RECORDS:
◇ ◇ ◇ ◇

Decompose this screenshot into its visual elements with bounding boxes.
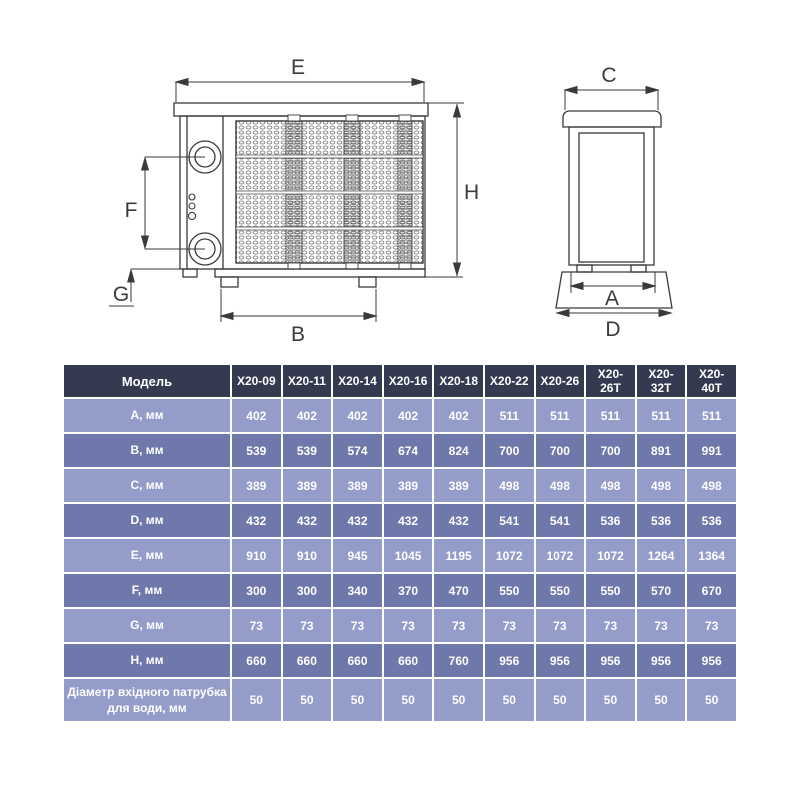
dimension-cell: 660 <box>332 643 383 678</box>
page: E H F <box>0 0 800 800</box>
dimension-cell: 432 <box>433 503 484 538</box>
model-header-cell: X20-32T <box>636 364 687 398</box>
dimension-cell: 498 <box>535 468 586 503</box>
dimension-cell: 432 <box>231 503 282 538</box>
dimension-cell: 370 <box>383 573 434 608</box>
table-row: G, мм73737373737373737373 <box>63 608 737 643</box>
table-row: Діаметр вхідного патрубка для води, мм50… <box>63 678 737 722</box>
drawing-svg: E H F <box>0 0 800 352</box>
row-label: H, мм <box>63 643 231 678</box>
dimension-cell: 50 <box>282 678 333 722</box>
dimension-cell: 910 <box>282 538 333 573</box>
front-base <box>183 269 463 287</box>
table-row: B, мм539539574674824700700700891991 <box>63 433 737 468</box>
model-header-cell: X20-14 <box>332 364 383 398</box>
dimension-cell: 1072 <box>585 538 636 573</box>
dimension-cell: 956 <box>484 643 535 678</box>
dimension-cell: 536 <box>686 503 737 538</box>
dimension-cell: 50 <box>585 678 636 722</box>
front-view <box>174 103 463 287</box>
indicator-dots <box>188 194 195 220</box>
dimension-cell: 700 <box>535 433 586 468</box>
row-label: A, мм <box>63 398 231 433</box>
side-body <box>569 127 654 265</box>
model-header-cell: X20-18 <box>433 364 484 398</box>
front-foot-right <box>359 277 376 287</box>
dimension-cell: 73 <box>332 608 383 643</box>
grille <box>236 115 423 269</box>
dim-label-B: B <box>291 323 305 346</box>
dimension-cell: 574 <box>332 433 383 468</box>
dim-label-F: F <box>125 199 138 222</box>
dimension-cell: 389 <box>332 468 383 503</box>
table-row: F, мм300300340370470550550550570670 <box>63 573 737 608</box>
dimension-cell: 402 <box>332 398 383 433</box>
row-label: E, мм <box>63 538 231 573</box>
dimension-cell: 1264 <box>636 538 687 573</box>
table-row: A, мм402402402402402511511511511511 <box>63 398 737 433</box>
dimension-cell: 956 <box>585 643 636 678</box>
dimension-cell: 674 <box>383 433 434 468</box>
dimension-cell: 541 <box>535 503 586 538</box>
dimension-cell: 340 <box>332 573 383 608</box>
dimension-cell: 498 <box>585 468 636 503</box>
dimension-cell: 300 <box>282 573 333 608</box>
dimension-cell: 541 <box>484 503 535 538</box>
model-header-cell: X20-26 <box>535 364 586 398</box>
dimension-cell: 50 <box>484 678 535 722</box>
dimension-cell: 511 <box>636 398 687 433</box>
dimension-cell: 73 <box>484 608 535 643</box>
dimension-cell: 50 <box>433 678 484 722</box>
model-header-cell: X20-16 <box>383 364 434 398</box>
dimension-cell: 498 <box>484 468 535 503</box>
dimension-cell: 536 <box>585 503 636 538</box>
dimension-cell: 945 <box>332 538 383 573</box>
dim-label-G: G <box>113 283 129 306</box>
dimension-cell: 73 <box>686 608 737 643</box>
dimension-cell: 402 <box>433 398 484 433</box>
dimension-cell: 73 <box>383 608 434 643</box>
dimension-cell: 50 <box>636 678 687 722</box>
dim-label-A: A <box>605 287 619 310</box>
dim-F <box>142 157 205 249</box>
dimension-cell: 1072 <box>535 538 586 573</box>
dimension-cell: 50 <box>686 678 737 722</box>
table-header-row: Модель X20-09X20-11X20-14X20-16X20-18X20… <box>63 364 737 398</box>
dimension-cell: 956 <box>686 643 737 678</box>
dim-label-C: C <box>601 64 616 87</box>
table-row: D, мм432432432432432541541536536536 <box>63 503 737 538</box>
dimension-cell: 73 <box>535 608 586 643</box>
dimension-cell: 73 <box>282 608 333 643</box>
model-header-cell: X20-40T <box>686 364 737 398</box>
dimension-cell: 824 <box>433 433 484 468</box>
dim-label-H: H <box>464 181 479 204</box>
table-row: H, мм660660660660760956956956956956 <box>63 643 737 678</box>
model-header-cell: X20-11 <box>282 364 333 398</box>
dimension-cell: 432 <box>282 503 333 538</box>
dimension-cell: 50 <box>332 678 383 722</box>
dimension-cell: 1072 <box>484 538 535 573</box>
dimension-cell: 498 <box>686 468 737 503</box>
dimension-cell: 432 <box>383 503 434 538</box>
dimension-cell: 50 <box>535 678 586 722</box>
dimension-cell: 760 <box>433 643 484 678</box>
dimension-cell: 660 <box>231 643 282 678</box>
dimension-cell: 660 <box>282 643 333 678</box>
dimension-cell: 511 <box>484 398 535 433</box>
dimensions-table: Модель X20-09X20-11X20-14X20-16X20-18X20… <box>62 363 738 723</box>
dim-label-E: E <box>291 56 305 79</box>
dimension-cell: 1045 <box>383 538 434 573</box>
dimension-cell: 1364 <box>686 538 737 573</box>
dimension-cell: 402 <box>231 398 282 433</box>
dimension-cell: 470 <box>433 573 484 608</box>
dimension-cell: 991 <box>686 433 737 468</box>
dimension-cell: 511 <box>535 398 586 433</box>
dimension-cell: 660 <box>383 643 434 678</box>
dimension-cell: 910 <box>231 538 282 573</box>
dimension-cell: 550 <box>535 573 586 608</box>
row-label: Діаметр вхідного патрубка для води, мм <box>63 678 231 722</box>
row-label: B, мм <box>63 433 231 468</box>
dimension-cell: 498 <box>636 468 687 503</box>
dimension-cell: 550 <box>585 573 636 608</box>
dimension-cell: 73 <box>231 608 282 643</box>
side-foot-right <box>631 265 646 272</box>
dimension-cell: 73 <box>585 608 636 643</box>
dimension-cell: 402 <box>383 398 434 433</box>
dimension-cell: 700 <box>484 433 535 468</box>
dimension-cell: 300 <box>231 573 282 608</box>
dim-label-D: D <box>605 318 620 341</box>
dimension-cell: 956 <box>535 643 586 678</box>
dim-E <box>176 79 424 103</box>
dimension-cell: 956 <box>636 643 687 678</box>
dim-H <box>428 103 464 276</box>
dimension-cell: 432 <box>332 503 383 538</box>
dimension-cell: 539 <box>231 433 282 468</box>
side-lid <box>563 111 661 127</box>
dimension-cell: 891 <box>636 433 687 468</box>
dimension-cell: 73 <box>433 608 484 643</box>
dimension-cell: 511 <box>585 398 636 433</box>
dimension-cell: 389 <box>433 468 484 503</box>
dimension-drawing: E H F <box>0 0 800 352</box>
dimension-cell: 539 <box>282 433 333 468</box>
front-foot-left <box>221 277 238 287</box>
dimension-cell: 389 <box>383 468 434 503</box>
dimension-cell: 402 <box>282 398 333 433</box>
row-label: G, мм <box>63 608 231 643</box>
model-header-cell: X20-22 <box>484 364 535 398</box>
dimension-cell: 50 <box>383 678 434 722</box>
dimension-cell: 536 <box>636 503 687 538</box>
side-foot-left <box>577 265 592 272</box>
dimension-cell: 73 <box>636 608 687 643</box>
dimension-cell: 700 <box>585 433 636 468</box>
table-row: C, мм389389389389389498498498498498 <box>63 468 737 503</box>
dimension-cell: 550 <box>484 573 535 608</box>
dimension-cell: 511 <box>686 398 737 433</box>
model-header-cell: X20-26T <box>585 364 636 398</box>
model-header-cell: X20-09 <box>231 364 282 398</box>
dim-B <box>221 289 376 322</box>
dimension-cell: 50 <box>231 678 282 722</box>
row-label: D, мм <box>63 503 231 538</box>
dimension-cell: 1195 <box>433 538 484 573</box>
table-row: E, мм91091094510451195107210721072126413… <box>63 538 737 573</box>
dimensions-table-body: A, мм402402402402402511511511511511B, мм… <box>63 398 737 722</box>
model-header: Модель <box>63 364 231 398</box>
dim-C <box>565 87 658 111</box>
dimension-cell: 389 <box>282 468 333 503</box>
dim-D <box>557 310 671 317</box>
front-lid <box>174 103 428 116</box>
dimension-cell: 570 <box>636 573 687 608</box>
dimension-cell: 389 <box>231 468 282 503</box>
dimension-cell: 670 <box>686 573 737 608</box>
row-label: C, мм <box>63 468 231 503</box>
row-label: F, мм <box>63 573 231 608</box>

◇ ◇ ◇ ◇

PROBLEM STATEMENT:
Copy out the lines of the records word for word, starting at the line that contains "dimension-cell: 660 <box>332" and ending at the line that contains "front-base <box>183 269 463 287</box>", with both of those lines included.

WORKED ANSWER:
dimension-cell: 660 <box>332 643 383 678</box>
page: E H F <box>0 0 800 800</box>
dimension-cell: 432 <box>433 503 484 538</box>
model-header-cell: X20-32T <box>636 364 687 398</box>
dimension-cell: 498 <box>535 468 586 503</box>
dimension-cell: 432 <box>231 503 282 538</box>
dimension-cell: 370 <box>383 573 434 608</box>
table-row: G, мм73737373737373737373 <box>63 608 737 643</box>
table-row: Діаметр вхідного патрубка для води, мм50… <box>63 678 737 722</box>
drawing-svg: E H F <box>0 0 800 352</box>
row-label: H, мм <box>63 643 231 678</box>
dimension-cell: 50 <box>282 678 333 722</box>
dimension-cell: 910 <box>282 538 333 573</box>
front-base <box>183 269 463 287</box>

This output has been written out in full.